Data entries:
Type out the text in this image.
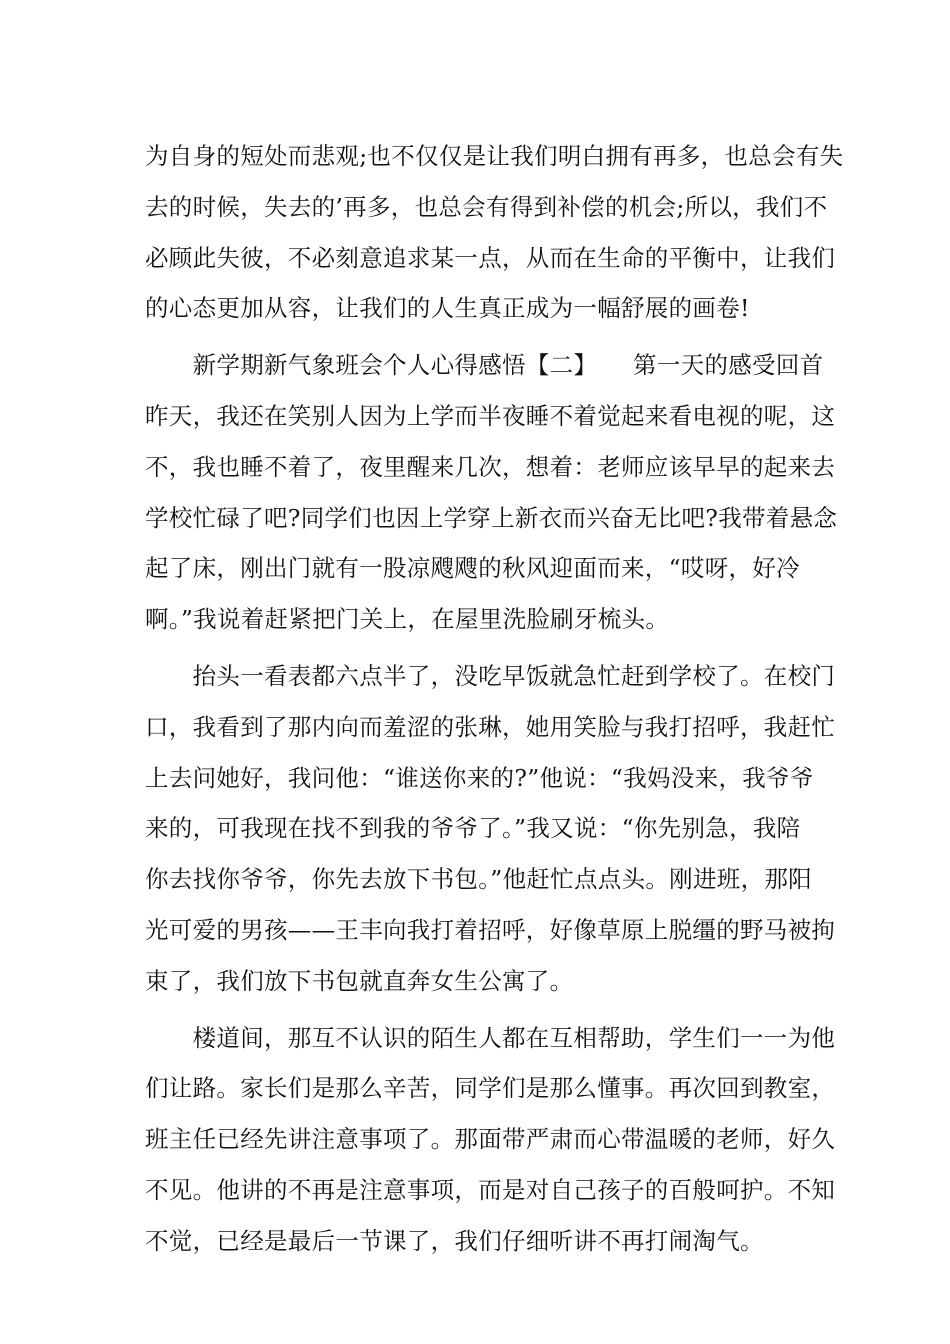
为自身的短处而悲观;也不仅仅是让我们明白拥有再多，也总会有失
去的时候，失去的’再多，也总会有得到补偿的机会;所以，我们不
必顾此失彼，不必刻意追求某一点，从而在生命的平衡中，让我们
的心态更加从容，让我们的人生真正成为一幅舒展的画卷!
　　新学期新气象班会个人心得感悟【二】　　第一天的感受回首
昨天，我还在笑别人因为上学而半夜睡不着觉起来看电视的呢，这
不，我也睡不着了，夜里醒来几次，想着：老师应该早早的起来去
学校忙碌了吧?同学们也因上学穿上新衣而兴奋无比吧?我带着悬念
起了床，刚出门就有一股凉飕飕的秋风迎面而来，“哎呀，好冷
啊。”我说着赶紧把门关上，在屋里洗脸刷牙梳头。
　　抬头一看表都六点半了，没吃早饭就急忙赶到学校了。在校门
口，我看到了那内向而羞涩的张琳，她用笑脸与我打招呼，我赶忙
上去问她好，我问他：“谁送你来的?”他说：“我妈没来，我爷爷
来的，可我现在找不到我的爷爷了。”我又说：“你先别急，我陪
你去找你爷爷，你先去放下书包。”他赶忙点点头。刚进班，那阳
光可爱的男孩——王丰向我打着招呼，好像草原上脱缰的野马被拘
束了，我们放下书包就直奔女生公寓了。
　　楼道间，那互不认识的陌生人都在互相帮助，学生们一一为他
们让路。家长们是那么辛苦，同学们是那么懂事。再次回到教室，
班主任已经先讲注意事项了。那面带严肃而心带温暖的老师，好久
不见。他讲的不再是注意事项，而是对自己孩子的百般呵护。不知
不觉，已经是最后一节课了，我们仔细听讲不再打闹淘气。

* Goal *
Repeat the data exactly in full, omitting its pictures.

* Reply to the exercise *
Type out the text in this image.
为自身的短处而悲观;也不仅仅是让我们明白拥有再多，也总会有失
去的时候，失去的’再多，也总会有得到补偿的机会;所以，我们不
必顾此失彼，不必刻意追求某一点，从而在生命的平衡中，让我们
的心态更加从容，让我们的人生真正成为一幅舒展的画卷!
　　新学期新气象班会个人心得感悟【二】　　第一天的感受回首
昨天，我还在笑别人因为上学而半夜睡不着觉起来看电视的呢，这
不，我也睡不着了，夜里醒来几次，想着：老师应该早早的起来去
学校忙碌了吧?同学们也因上学穿上新衣而兴奋无比吧?我带着悬念
起了床，刚出门就有一股凉飕飕的秋风迎面而来，“哎呀，好冷
啊。”我说着赶紧把门关上，在屋里洗脸刷牙梳头。
　　抬头一看表都六点半了，没吃早饭就急忙赶到学校了。在校门
口，我看到了那内向而羞涩的张琳，她用笑脸与我打招呼，我赶忙
上去问她好，我问他：“谁送你来的?”他说：“我妈没来，我爷爷
来的，可我现在找不到我的爷爷了。”我又说：“你先别急，我陪
你去找你爷爷，你先去放下书包。”他赶忙点点头。刚进班，那阳
光可爱的男孩——王丰向我打着招呼，好像草原上脱缰的野马被拘
束了，我们放下书包就直奔女生公寓了。
　　楼道间，那互不认识的陌生人都在互相帮助，学生们一一为他
们让路。家长们是那么辛苦，同学们是那么懂事。再次回到教室，
班主任已经先讲注意事项了。那面带严肃而心带温暖的老师，好久
不见。他讲的不再是注意事项，而是对自己孩子的百般呵护。不知
不觉，已经是最后一节课了，我们仔细听讲不再打闹淘气。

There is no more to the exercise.